Extracted records
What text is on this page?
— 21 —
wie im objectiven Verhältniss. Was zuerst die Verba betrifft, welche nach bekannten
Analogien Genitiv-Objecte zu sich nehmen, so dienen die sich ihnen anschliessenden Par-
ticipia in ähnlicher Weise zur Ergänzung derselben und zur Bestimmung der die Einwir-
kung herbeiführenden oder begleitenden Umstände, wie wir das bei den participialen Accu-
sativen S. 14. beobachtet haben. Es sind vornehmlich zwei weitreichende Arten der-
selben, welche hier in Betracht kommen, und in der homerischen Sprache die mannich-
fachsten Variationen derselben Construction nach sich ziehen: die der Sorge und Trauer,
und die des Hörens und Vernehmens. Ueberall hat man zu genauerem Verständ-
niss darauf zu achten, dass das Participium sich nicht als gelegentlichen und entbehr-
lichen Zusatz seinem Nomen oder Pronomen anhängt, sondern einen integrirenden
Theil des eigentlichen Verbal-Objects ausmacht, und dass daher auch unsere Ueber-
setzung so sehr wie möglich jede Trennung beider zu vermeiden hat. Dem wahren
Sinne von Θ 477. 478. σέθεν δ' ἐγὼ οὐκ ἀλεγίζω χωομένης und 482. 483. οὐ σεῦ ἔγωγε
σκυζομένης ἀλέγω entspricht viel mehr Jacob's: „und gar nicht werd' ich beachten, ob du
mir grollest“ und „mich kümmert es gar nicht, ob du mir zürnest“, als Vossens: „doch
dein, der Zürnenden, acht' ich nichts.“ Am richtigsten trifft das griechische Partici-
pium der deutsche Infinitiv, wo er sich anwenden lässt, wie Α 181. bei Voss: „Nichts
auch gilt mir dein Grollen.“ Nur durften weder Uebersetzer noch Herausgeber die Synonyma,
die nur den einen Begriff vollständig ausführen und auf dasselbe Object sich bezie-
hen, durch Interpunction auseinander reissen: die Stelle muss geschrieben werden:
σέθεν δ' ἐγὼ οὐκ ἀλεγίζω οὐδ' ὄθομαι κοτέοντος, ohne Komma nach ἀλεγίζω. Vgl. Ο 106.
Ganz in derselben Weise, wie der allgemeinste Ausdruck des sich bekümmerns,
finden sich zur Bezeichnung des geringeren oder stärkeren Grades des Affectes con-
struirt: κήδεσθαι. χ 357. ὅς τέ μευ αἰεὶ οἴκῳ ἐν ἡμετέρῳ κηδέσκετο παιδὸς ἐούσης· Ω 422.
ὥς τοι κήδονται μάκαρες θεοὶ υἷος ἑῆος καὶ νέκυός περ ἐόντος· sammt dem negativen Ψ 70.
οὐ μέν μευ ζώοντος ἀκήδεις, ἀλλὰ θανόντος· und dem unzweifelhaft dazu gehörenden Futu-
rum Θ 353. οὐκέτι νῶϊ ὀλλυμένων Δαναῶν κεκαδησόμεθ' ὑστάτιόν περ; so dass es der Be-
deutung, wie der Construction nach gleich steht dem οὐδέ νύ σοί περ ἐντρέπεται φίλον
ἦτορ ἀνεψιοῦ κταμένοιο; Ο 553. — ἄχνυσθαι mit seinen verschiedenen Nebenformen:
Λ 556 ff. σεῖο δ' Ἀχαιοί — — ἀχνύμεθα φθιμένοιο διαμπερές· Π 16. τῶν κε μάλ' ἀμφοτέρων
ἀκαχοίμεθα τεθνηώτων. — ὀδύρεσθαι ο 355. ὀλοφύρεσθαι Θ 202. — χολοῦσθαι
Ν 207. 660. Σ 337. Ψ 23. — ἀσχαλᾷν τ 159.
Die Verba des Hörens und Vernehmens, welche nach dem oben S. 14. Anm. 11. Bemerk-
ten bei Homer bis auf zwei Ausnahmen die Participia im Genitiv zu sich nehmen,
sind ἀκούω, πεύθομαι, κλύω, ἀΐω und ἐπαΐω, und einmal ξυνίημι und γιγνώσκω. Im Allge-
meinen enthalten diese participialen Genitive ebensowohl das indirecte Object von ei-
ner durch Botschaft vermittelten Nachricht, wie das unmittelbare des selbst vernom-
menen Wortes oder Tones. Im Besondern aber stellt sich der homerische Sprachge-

### REQUIREMENT
All of the entries need to be reproduced exactly; please write them out.

### EXERCISE OUTPUT
What text is on this page?
— 21 —
wie im objectiven Verhältniss. Was zuerst die Verba betrifft, welche nach bekannten
Analogien Genitiv-Objecte zu sich nehmen, so dienen die sich ihnen anschliessenden Par-
ticipia in ähnlicher Weise zur Ergänzung derselben und zur Bestimmung der die Einwir-
kung herbeiführenden oder begleitenden Umstände, wie wir das bei den participialen Accu-
sativen S. 14. beobachtet haben. Es sind vornehmlich zwei weitreichende Arten der-
selben, welche hier in Betracht kommen, und in der homerischen Sprache die mannich-
fachsten Variationen derselben Construction nach sich ziehen: die der Sorge und Trauer,
und die des Hörens und Vernehmens. Ueberall hat man zu genauerem Verständ-
niss darauf zu achten, dass das Participium sich nicht als gelegentlichen und entbehr-
lichen Zusatz seinem Nomen oder Pronomen anhängt, sondern einen integrirenden
Theil des eigentlichen Verbal-Objects ausmacht, und dass daher auch unsere Ueber-
setzung so sehr wie möglich jede Trennung beider zu vermeiden hat. Dem wahren
Sinne von Θ 477. 478. σέθεν δ' ἐγὼ οὐκ ἀλεγίζω χωομένης und 482. 483. οὐ σεῦ ἔγωγε
σκυζομένης ἀλέγω entspricht viel mehr Jacob's: „und gar nicht werd' ich beachten, ob du
mir grollest“ und „mich kümmert es gar nicht, ob du mir zürnest“, als Vossens: „doch
dein, der Zürnenden, acht' ich nichts.“ Am richtigsten trifft das griechische Partici-
pium der deutsche Infinitiv, wo er sich anwenden lässt, wie Α 181. bei Voss: „Nichts
auch gilt mir dein Grollen.“ Nur durften weder Uebersetzer noch Herausgeber die Synonyma,
die nur den einen Begriff vollständig ausführen und auf dasselbe Object sich bezie-
hen, durch Interpunction auseinander reissen: die Stelle muss geschrieben werden:
σέθεν δ' ἐγὼ οὐκ ἀλεγίζω οὐδ' ὄθομαι κοτέοντος, ohne Komma nach ἀλεγίζω. Vgl. Ο 106.
Ganz in derselben Weise, wie der allgemeinste Ausdruck des sich bekümmerns,
finden sich zur Bezeichnung des geringeren oder stärkeren Grades des Affectes con-
struirt: κήδεσθαι. χ 357. ὅς τέ μευ αἰεὶ οἴκῳ ἐν ἡμετέρῳ κηδέσκετο παιδὸς ἐούσης· Ω 422.
ὥς τοι κήδονται μάκαρες θεοὶ υἷος ἑῆος καὶ νέκυός περ ἐόντος· sammt dem negativen Ψ 70.
οὐ μέν μευ ζώοντος ἀκήδεις, ἀλλὰ θανόντος· und dem unzweifelhaft dazu gehörenden Futu-
rum Θ 353. οὐκέτι νῶϊ ὀλλυμένων Δαναῶν κεκαδησόμεθ' ὑστάτιόν περ; so dass es der Be-
deutung, wie der Construction nach gleich steht dem οὐδέ νύ σοί περ ἐντρέπεται φίλον
ἦτορ ἀνεψιοῦ κταμένοιο; Ο 553. — ἄχνυσθαι mit seinen verschiedenen Nebenformen:
Λ 556 ff. σεῖο δ' Ἀχαιοί — — ἀχνύμεθα φθιμένοιο διαμπερές· Π 16. τῶν κε μάλ' ἀμφοτέρων
ἀκαχοίμεθα τεθνηώτων. — ὀδύρεσθαι ο 355. ὀλοφύρεσθαι Θ 202. — χολοῦσθαι
Ν 207. 660. Σ 337. Ψ 23. — ἀσχαλᾷν τ 159.
Die Verba des Hörens und Vernehmens, welche nach dem oben S. 14. Anm. 11. Bemerk-
ten bei Homer bis auf zwei Ausnahmen die Participia im Genitiv zu sich nehmen,
sind ἀκούω, πεύθομαι, κλύω, ἀΐω und ἐπαΐω, und einmal ξυνίημι und γιγνώσκω. Im Allge-
meinen enthalten diese participialen Genitive ebensowohl das indirecte Object von ei-
ner durch Botschaft vermittelten Nachricht, wie das unmittelbare des selbst vernom-
menen Wortes oder Tones. Im Besondern aber stellt sich der homerische Sprachge-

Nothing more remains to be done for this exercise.